■ WRITTEN REQUEST: In the data below, locate each line with the word "heading" and list it.

■ DATASET ROWS:

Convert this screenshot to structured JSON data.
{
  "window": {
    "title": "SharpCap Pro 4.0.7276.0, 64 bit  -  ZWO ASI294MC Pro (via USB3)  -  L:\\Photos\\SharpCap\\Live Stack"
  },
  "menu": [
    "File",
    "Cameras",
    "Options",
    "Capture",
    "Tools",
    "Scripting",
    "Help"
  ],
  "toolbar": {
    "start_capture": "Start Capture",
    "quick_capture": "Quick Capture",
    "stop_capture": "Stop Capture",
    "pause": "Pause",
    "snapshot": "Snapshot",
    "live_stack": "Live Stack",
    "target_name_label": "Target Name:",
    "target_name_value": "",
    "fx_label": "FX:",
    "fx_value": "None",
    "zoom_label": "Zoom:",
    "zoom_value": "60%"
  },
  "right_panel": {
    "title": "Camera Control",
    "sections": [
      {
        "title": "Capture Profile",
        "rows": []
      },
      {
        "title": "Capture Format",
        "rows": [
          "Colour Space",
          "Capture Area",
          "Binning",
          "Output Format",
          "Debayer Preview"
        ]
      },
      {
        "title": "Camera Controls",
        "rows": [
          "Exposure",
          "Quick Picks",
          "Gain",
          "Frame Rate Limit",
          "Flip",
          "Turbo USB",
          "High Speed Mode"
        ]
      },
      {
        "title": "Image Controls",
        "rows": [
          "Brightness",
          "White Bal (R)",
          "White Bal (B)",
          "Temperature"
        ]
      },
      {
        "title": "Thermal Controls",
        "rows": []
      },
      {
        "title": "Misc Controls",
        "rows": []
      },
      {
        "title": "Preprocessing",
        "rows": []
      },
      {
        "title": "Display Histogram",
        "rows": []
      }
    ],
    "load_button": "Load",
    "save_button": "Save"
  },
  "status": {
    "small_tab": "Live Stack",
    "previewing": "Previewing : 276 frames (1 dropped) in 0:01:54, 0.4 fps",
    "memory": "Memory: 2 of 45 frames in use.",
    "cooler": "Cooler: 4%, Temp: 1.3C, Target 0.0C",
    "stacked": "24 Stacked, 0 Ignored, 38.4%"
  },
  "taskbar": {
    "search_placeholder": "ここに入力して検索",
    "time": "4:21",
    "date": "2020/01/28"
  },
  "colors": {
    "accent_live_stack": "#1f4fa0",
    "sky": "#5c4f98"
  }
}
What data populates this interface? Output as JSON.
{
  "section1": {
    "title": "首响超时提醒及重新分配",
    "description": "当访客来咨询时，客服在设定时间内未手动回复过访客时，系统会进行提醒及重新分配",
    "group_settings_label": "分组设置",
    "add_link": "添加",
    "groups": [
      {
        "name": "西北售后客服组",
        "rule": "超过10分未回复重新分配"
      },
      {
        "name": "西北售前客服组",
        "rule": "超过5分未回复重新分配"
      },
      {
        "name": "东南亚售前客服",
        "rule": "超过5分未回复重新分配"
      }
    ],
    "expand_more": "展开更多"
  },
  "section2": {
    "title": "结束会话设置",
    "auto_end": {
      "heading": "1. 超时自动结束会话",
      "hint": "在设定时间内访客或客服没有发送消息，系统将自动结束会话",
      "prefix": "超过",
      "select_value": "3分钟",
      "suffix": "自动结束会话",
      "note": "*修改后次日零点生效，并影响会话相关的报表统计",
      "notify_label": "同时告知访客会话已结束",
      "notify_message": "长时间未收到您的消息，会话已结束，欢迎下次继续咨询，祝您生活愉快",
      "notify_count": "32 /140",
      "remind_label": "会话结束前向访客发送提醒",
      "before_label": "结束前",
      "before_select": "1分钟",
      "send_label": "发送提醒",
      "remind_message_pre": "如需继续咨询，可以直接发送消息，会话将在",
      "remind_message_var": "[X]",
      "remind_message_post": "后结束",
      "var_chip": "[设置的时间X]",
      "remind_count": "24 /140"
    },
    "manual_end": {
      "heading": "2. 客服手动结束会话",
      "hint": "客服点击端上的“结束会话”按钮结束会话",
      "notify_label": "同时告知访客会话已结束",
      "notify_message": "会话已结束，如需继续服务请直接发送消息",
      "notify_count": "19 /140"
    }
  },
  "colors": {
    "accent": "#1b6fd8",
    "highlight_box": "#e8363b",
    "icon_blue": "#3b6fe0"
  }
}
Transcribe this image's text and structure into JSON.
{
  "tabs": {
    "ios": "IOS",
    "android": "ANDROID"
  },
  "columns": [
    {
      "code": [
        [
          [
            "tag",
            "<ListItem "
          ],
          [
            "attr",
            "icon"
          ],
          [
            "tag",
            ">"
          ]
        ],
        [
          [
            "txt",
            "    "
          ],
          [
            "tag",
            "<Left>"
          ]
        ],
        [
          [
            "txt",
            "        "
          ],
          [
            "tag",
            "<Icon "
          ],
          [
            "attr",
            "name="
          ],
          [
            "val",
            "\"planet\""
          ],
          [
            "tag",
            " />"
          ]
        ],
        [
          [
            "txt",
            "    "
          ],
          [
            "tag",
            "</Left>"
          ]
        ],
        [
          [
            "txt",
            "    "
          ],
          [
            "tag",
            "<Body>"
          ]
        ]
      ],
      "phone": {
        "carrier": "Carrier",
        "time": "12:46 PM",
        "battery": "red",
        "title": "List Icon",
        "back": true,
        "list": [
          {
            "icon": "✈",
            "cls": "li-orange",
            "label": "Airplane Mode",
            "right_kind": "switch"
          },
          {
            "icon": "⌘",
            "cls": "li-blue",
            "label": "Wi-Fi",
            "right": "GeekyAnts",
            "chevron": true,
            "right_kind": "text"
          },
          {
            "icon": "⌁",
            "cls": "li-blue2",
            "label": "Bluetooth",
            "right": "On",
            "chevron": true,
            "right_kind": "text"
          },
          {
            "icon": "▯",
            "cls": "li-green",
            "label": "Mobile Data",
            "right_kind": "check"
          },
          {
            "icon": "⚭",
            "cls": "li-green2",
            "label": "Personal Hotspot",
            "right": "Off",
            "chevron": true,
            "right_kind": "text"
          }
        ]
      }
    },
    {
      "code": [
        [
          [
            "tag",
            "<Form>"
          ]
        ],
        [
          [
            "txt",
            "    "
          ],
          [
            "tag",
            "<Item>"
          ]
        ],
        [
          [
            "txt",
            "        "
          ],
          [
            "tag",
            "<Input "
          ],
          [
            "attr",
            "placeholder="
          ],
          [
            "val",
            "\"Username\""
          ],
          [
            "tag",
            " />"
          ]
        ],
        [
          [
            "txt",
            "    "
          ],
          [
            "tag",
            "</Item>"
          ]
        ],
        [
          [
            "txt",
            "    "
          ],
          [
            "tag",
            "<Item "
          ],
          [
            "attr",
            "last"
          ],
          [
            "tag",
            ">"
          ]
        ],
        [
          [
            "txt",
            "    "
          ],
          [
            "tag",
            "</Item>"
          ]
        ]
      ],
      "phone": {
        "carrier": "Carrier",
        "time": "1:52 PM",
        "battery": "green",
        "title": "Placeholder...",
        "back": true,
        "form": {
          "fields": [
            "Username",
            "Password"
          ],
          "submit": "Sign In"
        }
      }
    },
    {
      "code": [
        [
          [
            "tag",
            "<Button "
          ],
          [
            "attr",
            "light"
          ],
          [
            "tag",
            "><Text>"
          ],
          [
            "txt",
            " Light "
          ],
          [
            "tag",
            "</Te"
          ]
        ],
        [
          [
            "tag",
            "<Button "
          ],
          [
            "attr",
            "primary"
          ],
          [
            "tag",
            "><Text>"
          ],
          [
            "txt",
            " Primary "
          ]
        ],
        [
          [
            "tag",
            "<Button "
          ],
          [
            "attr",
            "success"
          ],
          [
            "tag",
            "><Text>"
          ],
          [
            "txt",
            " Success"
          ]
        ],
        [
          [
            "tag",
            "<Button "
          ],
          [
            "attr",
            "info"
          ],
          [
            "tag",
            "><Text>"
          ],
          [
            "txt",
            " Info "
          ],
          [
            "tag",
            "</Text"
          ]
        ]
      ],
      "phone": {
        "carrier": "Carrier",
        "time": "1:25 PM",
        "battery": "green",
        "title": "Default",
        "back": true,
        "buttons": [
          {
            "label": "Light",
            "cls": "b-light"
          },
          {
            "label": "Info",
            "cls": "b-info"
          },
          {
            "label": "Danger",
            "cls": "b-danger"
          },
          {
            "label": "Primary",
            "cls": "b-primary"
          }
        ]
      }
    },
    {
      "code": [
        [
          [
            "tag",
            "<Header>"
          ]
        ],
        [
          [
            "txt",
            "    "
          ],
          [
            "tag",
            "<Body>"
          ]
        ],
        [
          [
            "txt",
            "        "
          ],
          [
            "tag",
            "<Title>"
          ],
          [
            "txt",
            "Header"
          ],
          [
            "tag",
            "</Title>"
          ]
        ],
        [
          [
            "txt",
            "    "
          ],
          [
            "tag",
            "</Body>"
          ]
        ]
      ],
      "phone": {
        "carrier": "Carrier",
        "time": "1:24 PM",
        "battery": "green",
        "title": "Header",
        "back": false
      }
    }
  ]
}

■ TASK OUTPUT:
      "heading": "1. 超时自动结束会话",
      "heading": "2. 客服手动结束会话",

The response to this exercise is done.